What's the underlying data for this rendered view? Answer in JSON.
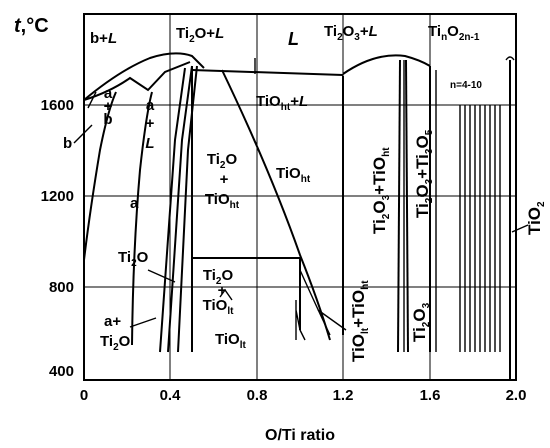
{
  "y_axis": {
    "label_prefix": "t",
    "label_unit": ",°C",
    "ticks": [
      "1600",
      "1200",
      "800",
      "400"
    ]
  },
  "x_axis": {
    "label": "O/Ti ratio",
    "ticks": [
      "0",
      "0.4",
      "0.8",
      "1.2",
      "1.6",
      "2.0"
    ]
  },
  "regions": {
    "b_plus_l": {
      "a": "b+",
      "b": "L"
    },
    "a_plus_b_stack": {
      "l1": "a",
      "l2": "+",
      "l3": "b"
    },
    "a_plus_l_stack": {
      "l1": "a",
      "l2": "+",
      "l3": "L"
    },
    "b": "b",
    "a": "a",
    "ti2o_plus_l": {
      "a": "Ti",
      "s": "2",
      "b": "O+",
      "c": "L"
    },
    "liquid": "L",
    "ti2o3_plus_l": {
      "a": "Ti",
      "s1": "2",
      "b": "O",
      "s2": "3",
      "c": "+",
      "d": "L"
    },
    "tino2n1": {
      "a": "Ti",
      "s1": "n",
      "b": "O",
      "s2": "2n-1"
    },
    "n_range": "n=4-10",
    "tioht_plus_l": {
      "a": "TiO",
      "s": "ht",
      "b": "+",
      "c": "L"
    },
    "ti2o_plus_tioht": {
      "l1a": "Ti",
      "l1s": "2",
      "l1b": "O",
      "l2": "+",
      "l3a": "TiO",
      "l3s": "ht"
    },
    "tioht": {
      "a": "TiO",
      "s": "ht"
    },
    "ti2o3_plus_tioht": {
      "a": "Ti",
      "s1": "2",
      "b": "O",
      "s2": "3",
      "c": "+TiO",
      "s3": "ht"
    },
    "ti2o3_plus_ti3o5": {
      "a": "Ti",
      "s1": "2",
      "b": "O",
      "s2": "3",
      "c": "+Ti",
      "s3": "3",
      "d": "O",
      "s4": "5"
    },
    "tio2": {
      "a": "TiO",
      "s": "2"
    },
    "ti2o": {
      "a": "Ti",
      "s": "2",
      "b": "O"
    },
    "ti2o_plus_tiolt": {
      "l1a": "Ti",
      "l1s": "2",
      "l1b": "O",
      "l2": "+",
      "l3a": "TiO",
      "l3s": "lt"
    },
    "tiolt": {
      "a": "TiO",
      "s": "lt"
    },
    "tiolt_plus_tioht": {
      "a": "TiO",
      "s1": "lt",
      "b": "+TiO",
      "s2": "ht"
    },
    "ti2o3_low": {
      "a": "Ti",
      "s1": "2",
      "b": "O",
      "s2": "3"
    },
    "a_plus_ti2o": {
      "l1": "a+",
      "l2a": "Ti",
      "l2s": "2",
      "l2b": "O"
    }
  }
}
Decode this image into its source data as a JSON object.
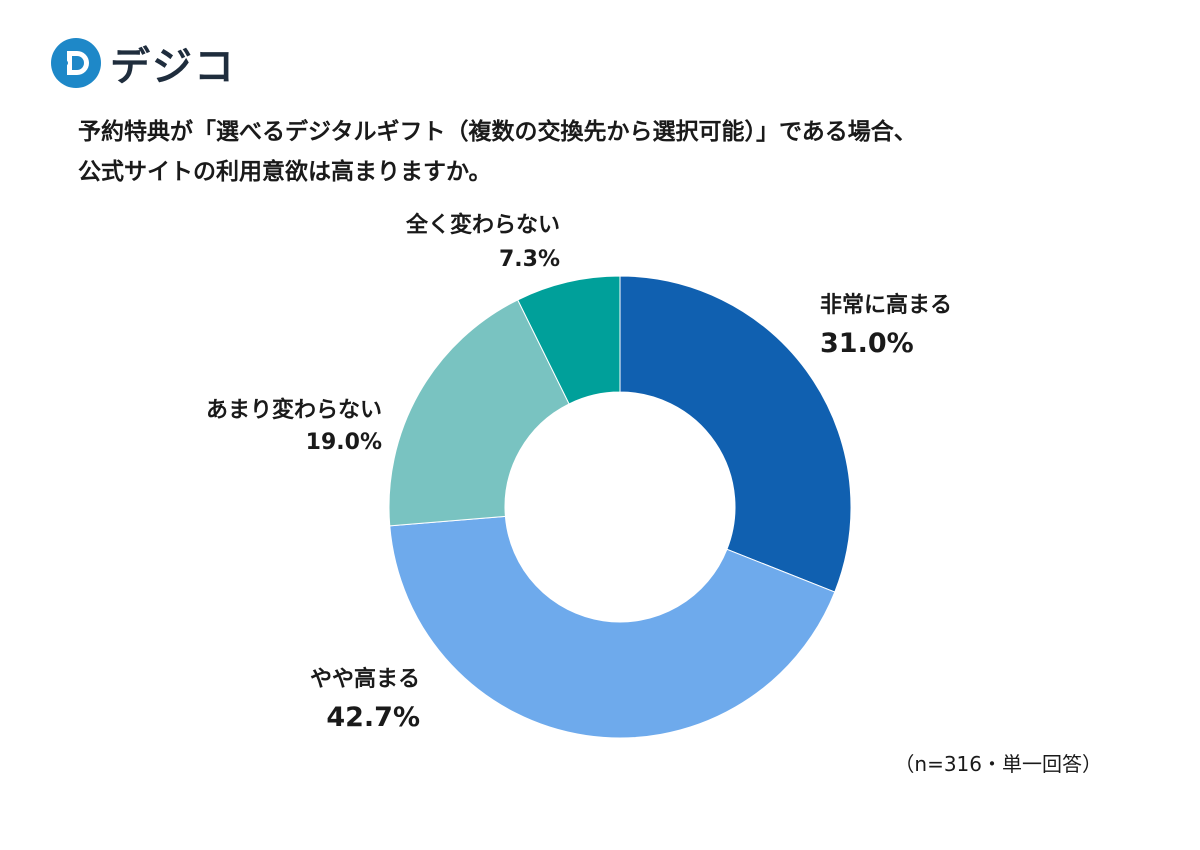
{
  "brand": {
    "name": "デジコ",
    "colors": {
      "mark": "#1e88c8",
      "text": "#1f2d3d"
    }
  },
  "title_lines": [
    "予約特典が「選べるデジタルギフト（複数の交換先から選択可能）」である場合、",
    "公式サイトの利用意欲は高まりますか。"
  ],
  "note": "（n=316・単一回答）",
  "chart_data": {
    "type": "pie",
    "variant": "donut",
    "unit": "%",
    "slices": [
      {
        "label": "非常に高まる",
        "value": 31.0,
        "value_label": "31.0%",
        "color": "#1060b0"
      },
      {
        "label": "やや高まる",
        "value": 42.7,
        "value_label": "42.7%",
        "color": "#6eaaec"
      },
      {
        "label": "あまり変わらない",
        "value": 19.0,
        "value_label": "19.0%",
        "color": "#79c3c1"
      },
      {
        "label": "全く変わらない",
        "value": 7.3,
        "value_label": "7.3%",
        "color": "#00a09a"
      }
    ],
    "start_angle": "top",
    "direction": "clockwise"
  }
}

### STATED TASK:
Quote every record above exactly, omitting any pictures they contain.

### RESPONSE TO THIS EXERCISE:
What's the underlying data for this rendered view? Answer in JSON.
{
  "y_axis": {
    "label_prefix": "t",
    "label_unit": ",°C",
    "ticks": [
      "1600",
      "1200",
      "800",
      "400"
    ]
  },
  "x_axis": {
    "label": "O/Ti ratio",
    "ticks": [
      "0",
      "0.4",
      "0.8",
      "1.2",
      "1.6",
      "2.0"
    ]
  },
  "regions": {
    "b_plus_l": {
      "a": "b+",
      "b": "L"
    },
    "a_plus_b_stack": {
      "l1": "a",
      "l2": "+",
      "l3": "b"
    },
    "a_plus_l_stack": {
      "l1": "a",
      "l2": "+",
      "l3": "L"
    },
    "b": "b",
    "a": "a",
    "ti2o_plus_l": {
      "a": "Ti",
      "s": "2",
      "b": "O+",
      "c": "L"
    },
    "liquid": "L",
    "ti2o3_plus_l": {
      "a": "Ti",
      "s1": "2",
      "b": "O",
      "s2": "3",
      "c": "+",
      "d": "L"
    },
    "tino2n1": {
      "a": "Ti",
      "s1": "n",
      "b": "O",
      "s2": "2n-1"
    },
    "n_range": "n=4-10",
    "tioht_plus_l": {
      "a": "TiO",
      "s": "ht",
      "b": "+",
      "c": "L"
    },
    "ti2o_plus_tioht": {
      "l1a": "Ti",
      "l1s": "2",
      "l1b": "O",
      "l2": "+",
      "l3a": "TiO",
      "l3s": "ht"
    },
    "tioht": {
      "a": "TiO",
      "s": "ht"
    },
    "ti2o3_plus_tioht": {
      "a": "Ti",
      "s1": "2",
      "b": "O",
      "s2": "3",
      "c": "+TiO",
      "s3": "ht"
    },
    "ti2o3_plus_ti3o5": {
      "a": "Ti",
      "s1": "2",
      "b": "O",
      "s2": "3",
      "c": "+Ti",
      "s3": "3",
      "d": "O",
      "s4": "5"
    },
    "tio2": {
      "a": "TiO",
      "s": "2"
    },
    "ti2o": {
      "a": "Ti",
      "s": "2",
      "b": "O"
    },
    "ti2o_plus_tiolt": {
      "l1a": "Ti",
      "l1s": "2",
      "l1b": "O",
      "l2": "+",
      "l3a": "TiO",
      "l3s": "lt"
    },
    "tiolt": {
      "a": "TiO",
      "s": "lt"
    },
    "tiolt_plus_tioht": {
      "a": "TiO",
      "s1": "lt",
      "b": "+TiO",
      "s2": "ht"
    },
    "ti2o3_low": {
      "a": "Ti",
      "s1": "2",
      "b": "O",
      "s2": "3"
    },
    "a_plus_ti2o": {
      "l1": "a+",
      "l2a": "Ti",
      "l2s": "2",
      "l2b": "O"
    }
  }
}
Decode this image into its source data as a JSON object.
{
  "brand": {
    "name": "デジコ",
    "colors": {
      "mark": "#1e88c8",
      "text": "#1f2d3d"
    }
  },
  "title_lines": [
    "予約特典が「選べるデジタルギフト（複数の交換先から選択可能）」である場合、",
    "公式サイトの利用意欲は高まりますか。"
  ],
  "note": "（n=316・単一回答）",
  "chart_data": {
    "type": "pie",
    "variant": "donut",
    "unit": "%",
    "slices": [
      {
        "label": "非常に高まる",
        "value": 31.0,
        "value_label": "31.0%",
        "color": "#1060b0"
      },
      {
        "label": "やや高まる",
        "value": 42.7,
        "value_label": "42.7%",
        "color": "#6eaaec"
      },
      {
        "label": "あまり変わらない",
        "value": 19.0,
        "value_label": "19.0%",
        "color": "#79c3c1"
      },
      {
        "label": "全く変わらない",
        "value": 7.3,
        "value_label": "7.3%",
        "color": "#00a09a"
      }
    ],
    "start_angle": "top",
    "direction": "clockwise"
  }
}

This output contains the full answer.